> PASSAGE PROPOSÉ:
━━━━━━
C’est merveilleux

Je m’endors dans le canapé, au milieu de dizaines de bougies qui oscillent dans leurs bocaux en verre, Richard délire dans la neige du Vermont dans The Secret History, et je tourne la page de mon année 40. La poussière noire de la climatisation du bâtiment de physique a eu raison de mes poumons : je tousse, je respire mal – et dans le manque d’air, le sommeil, la fièvre et les chatoiements lumineux, je me demande si je vais mourir cette nuit ou si je suis peut-être même déjà morte. Je me dis : ça ne serait pas étonnant, c’est comme si tout avait été vécu cette année-là. Les suivantes ne seront que le développement de celle-ci, beaucoup moins nécessaires. J’aurai eu cette vie très pleine, que ce jour-là résumait dans une succession de messages de part et d’autre de l’Atlantique. Je pourrais m’éteindre tranquille : A. m’a composé America au piano et cet auteur si élégant, qui avait curieusement pris la peine de m’écrire « C’est merveilleux », sans me connaître, m’a souhaité mon anniversaire.

Gesine Arps, Giardiniere del Fiume, 2018

La magie de Jim

James Watson Cronin. University of Chicago

J’ai passé mes trois dernières nuits en compagnie de Jim Cronin. C’était doux de butiner de témoignage en article, et retrouver au fil des pages, en noir et blanc ou en couleurs passées son regard doux, un peu surpris, sa bouille de joli garçon chicagoan.

Jim de son vivant me grandissait et m’apaisait par sa simple présence, avec son écoute généreuse et ses paroles modestes, toujours ponctuées de ses doigts joints. Jim n’est plus, mais dans ces heures silencieuses de la nuit, je relisais ses histoires sur Bagnères de Bigorre et j’avais le sentiment de l’entendre, je le déposais dans mes pages à moi, avec ses longues jambes et son amour pour la France, et il donnait tout son sens à mon chapitre ; il le grandissait et l’apaisait.
━━━━━━
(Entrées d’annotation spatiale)
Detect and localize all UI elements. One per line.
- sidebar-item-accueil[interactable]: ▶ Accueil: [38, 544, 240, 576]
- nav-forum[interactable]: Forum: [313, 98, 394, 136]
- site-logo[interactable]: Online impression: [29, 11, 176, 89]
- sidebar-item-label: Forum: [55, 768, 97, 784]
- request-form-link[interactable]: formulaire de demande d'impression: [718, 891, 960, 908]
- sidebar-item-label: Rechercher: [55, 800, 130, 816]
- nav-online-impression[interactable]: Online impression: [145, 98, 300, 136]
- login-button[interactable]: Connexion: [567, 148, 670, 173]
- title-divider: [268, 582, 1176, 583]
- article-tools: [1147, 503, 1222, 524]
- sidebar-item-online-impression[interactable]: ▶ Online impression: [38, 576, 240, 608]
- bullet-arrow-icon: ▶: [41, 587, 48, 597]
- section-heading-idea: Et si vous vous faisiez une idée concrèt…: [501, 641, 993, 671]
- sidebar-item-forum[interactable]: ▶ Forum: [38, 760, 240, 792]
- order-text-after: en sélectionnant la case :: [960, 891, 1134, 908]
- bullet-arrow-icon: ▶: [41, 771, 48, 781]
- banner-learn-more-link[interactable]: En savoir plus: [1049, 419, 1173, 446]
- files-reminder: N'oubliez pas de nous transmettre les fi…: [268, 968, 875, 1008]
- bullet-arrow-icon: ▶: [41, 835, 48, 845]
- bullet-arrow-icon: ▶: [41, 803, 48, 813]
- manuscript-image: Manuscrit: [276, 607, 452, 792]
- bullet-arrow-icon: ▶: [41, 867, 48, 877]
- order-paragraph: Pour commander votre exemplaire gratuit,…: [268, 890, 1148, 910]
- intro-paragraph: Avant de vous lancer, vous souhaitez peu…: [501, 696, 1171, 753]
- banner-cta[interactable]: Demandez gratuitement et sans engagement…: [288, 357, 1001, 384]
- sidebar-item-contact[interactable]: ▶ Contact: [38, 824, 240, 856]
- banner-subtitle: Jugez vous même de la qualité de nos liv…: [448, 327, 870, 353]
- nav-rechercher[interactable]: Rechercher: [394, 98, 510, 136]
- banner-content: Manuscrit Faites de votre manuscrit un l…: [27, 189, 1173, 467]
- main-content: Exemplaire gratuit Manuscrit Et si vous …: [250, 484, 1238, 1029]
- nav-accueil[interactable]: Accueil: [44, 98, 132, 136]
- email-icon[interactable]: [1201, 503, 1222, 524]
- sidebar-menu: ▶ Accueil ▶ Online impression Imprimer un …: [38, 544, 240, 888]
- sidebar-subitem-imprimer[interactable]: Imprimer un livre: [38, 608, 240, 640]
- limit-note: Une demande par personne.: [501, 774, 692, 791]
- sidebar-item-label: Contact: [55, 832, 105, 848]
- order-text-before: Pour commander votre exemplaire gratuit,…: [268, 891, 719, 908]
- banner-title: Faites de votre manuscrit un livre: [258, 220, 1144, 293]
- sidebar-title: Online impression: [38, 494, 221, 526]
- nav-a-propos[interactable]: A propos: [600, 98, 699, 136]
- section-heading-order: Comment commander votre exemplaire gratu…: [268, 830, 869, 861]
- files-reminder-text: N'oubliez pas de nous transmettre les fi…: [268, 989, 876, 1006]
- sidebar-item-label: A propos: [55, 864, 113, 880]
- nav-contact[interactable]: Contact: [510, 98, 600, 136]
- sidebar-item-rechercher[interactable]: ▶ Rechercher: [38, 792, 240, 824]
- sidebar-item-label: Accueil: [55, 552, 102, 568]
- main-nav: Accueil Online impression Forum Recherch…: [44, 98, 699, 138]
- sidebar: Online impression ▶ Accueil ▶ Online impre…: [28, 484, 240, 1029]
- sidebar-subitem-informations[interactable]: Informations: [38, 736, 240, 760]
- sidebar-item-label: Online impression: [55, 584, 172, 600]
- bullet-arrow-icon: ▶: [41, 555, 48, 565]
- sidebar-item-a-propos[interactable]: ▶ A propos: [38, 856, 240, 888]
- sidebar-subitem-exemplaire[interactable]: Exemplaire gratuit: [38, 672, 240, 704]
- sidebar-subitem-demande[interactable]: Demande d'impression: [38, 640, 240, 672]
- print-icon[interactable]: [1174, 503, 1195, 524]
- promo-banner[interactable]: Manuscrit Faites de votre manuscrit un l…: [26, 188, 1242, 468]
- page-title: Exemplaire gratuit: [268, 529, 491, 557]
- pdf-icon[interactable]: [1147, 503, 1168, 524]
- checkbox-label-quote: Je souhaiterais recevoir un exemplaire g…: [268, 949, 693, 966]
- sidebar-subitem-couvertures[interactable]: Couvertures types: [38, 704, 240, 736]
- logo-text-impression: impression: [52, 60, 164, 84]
━━━━━━
> CONSIGNES:
1. Répondez brièvement à ces questions sur le passage :
(a) Dans quel État Richard délire-t-il dans la neige ?
(b) Quel morceau A. a-t-il composé au piano ?
(c) Sur quelle ville portaient les histoires de Jim relues pendant la nuit ?
2. Ces affirmations concordent-elles avec le passage ? Répondez par oui ou non, en citant les mots décisifs.
(a) La poussière de la climatisation du bâtiment de physique a abîmé les poumons de la personne qui écrit.
(b) L’auteur qui a écrit « C’est merveilleux » connaissait déjà la personne qui écrit.
(c) Jim Cronin est toujours en vie.
3. Quels noms de lieux géographiques le passage mentionne-t-il ? Donnez-les tous.

> CORRIGÉ:
1.
(a) Dans le Vermont.
(b) America.
(c) Bagnères de Bigorre.

2.
(a) Oui : « La poussière noire de la climatisation du bâtiment de physique a eu raison de mes poumons ».
(b) Non : « sans me connaître ».
(c) Non : « Jim n’est plus ».

3. Vermont, Atlantique, Chicago, Bagnères de Bigorre, France.